STORED DATA:
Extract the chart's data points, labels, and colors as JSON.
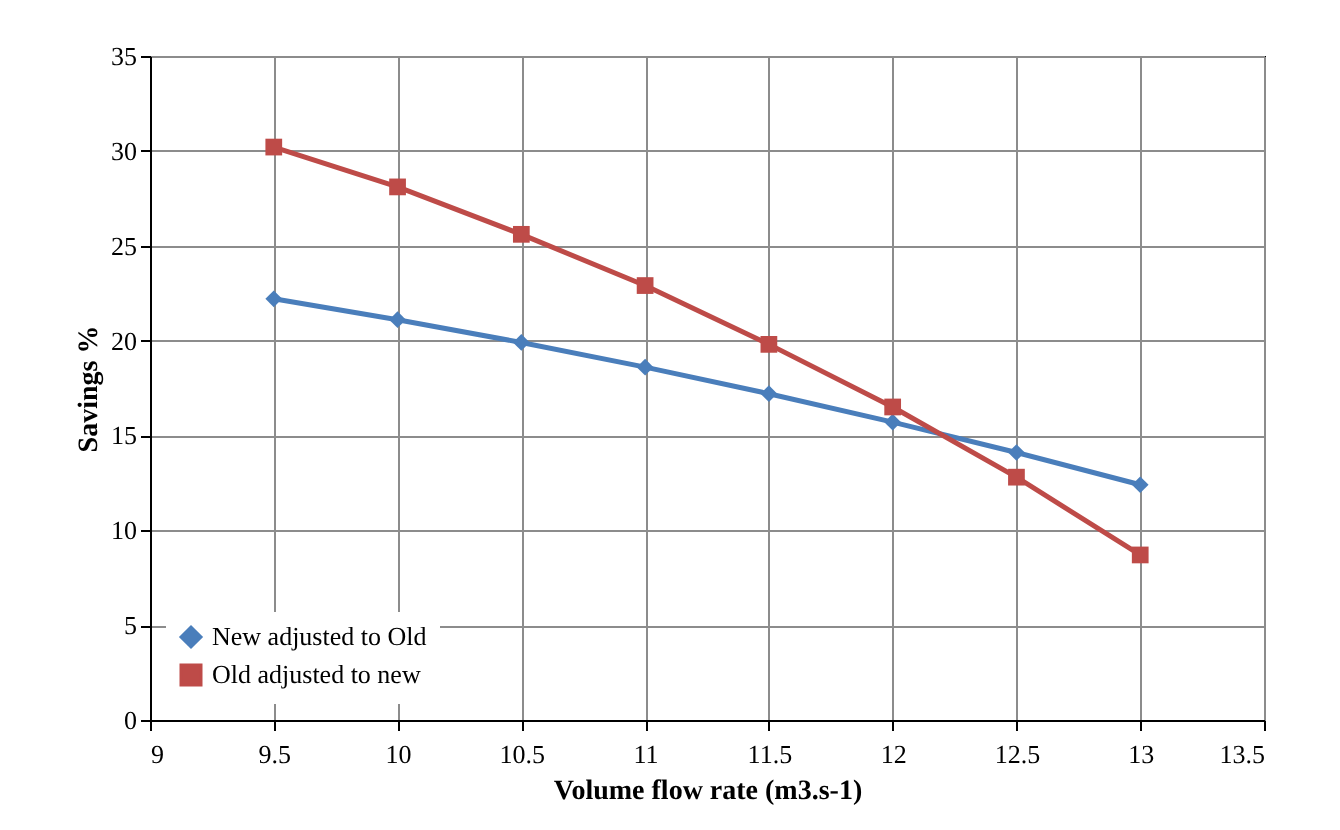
{
  "chart_data": {
    "type": "line",
    "xlabel": "Volume flow rate (m3.s-1)",
    "ylabel": "Savings %",
    "x": [
      9.5,
      10,
      10.5,
      11,
      11.5,
      12,
      12.5,
      13
    ],
    "series": [
      {
        "name": "New adjusted to Old",
        "color": "#4a7ebb",
        "marker": "diamond",
        "values": [
          22.2,
          21.1,
          19.9,
          18.6,
          17.2,
          15.7,
          14.1,
          12.4
        ]
      },
      {
        "name": "Old adjusted to new",
        "color": "#be4b48",
        "marker": "square",
        "values": [
          30.2,
          28.1,
          25.6,
          22.9,
          19.8,
          16.5,
          12.8,
          8.7
        ]
      }
    ],
    "xlim": [
      9,
      13.5
    ],
    "xticks": [
      9,
      9.5,
      10,
      10.5,
      11,
      11.5,
      12,
      12.5,
      13,
      13.5
    ],
    "ylim": [
      0,
      35
    ],
    "yticks": [
      0,
      5,
      10,
      15,
      20,
      25,
      30,
      35
    ],
    "grid": true,
    "legend": "bottom left"
  }
}
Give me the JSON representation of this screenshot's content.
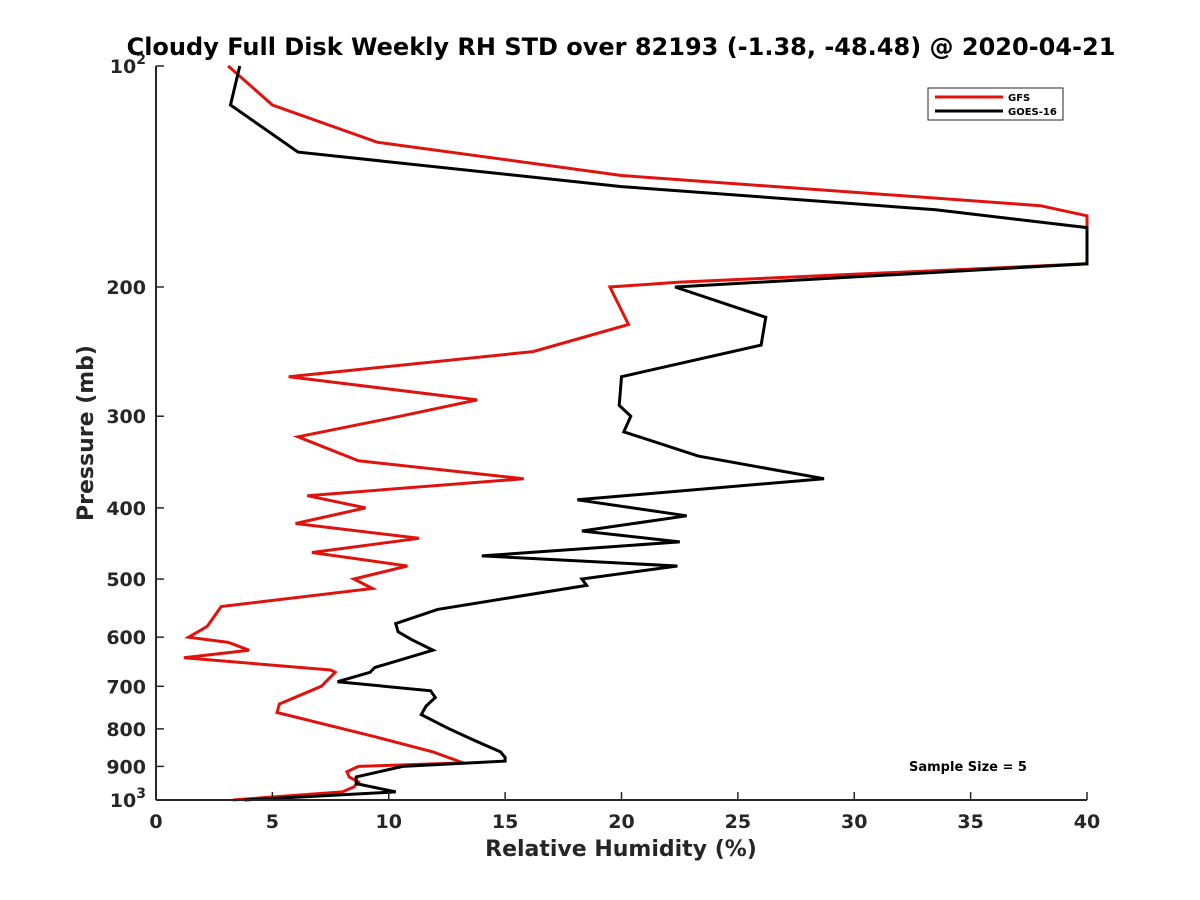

WHAT TO WORK ON: Filter the listing for the word "JSON" and copy every line that holds it.

THE COMPLETED TASK:
Extract the chart's data points, labels, and colors as JSON.
Give me the JSON representation of this screenshot's content.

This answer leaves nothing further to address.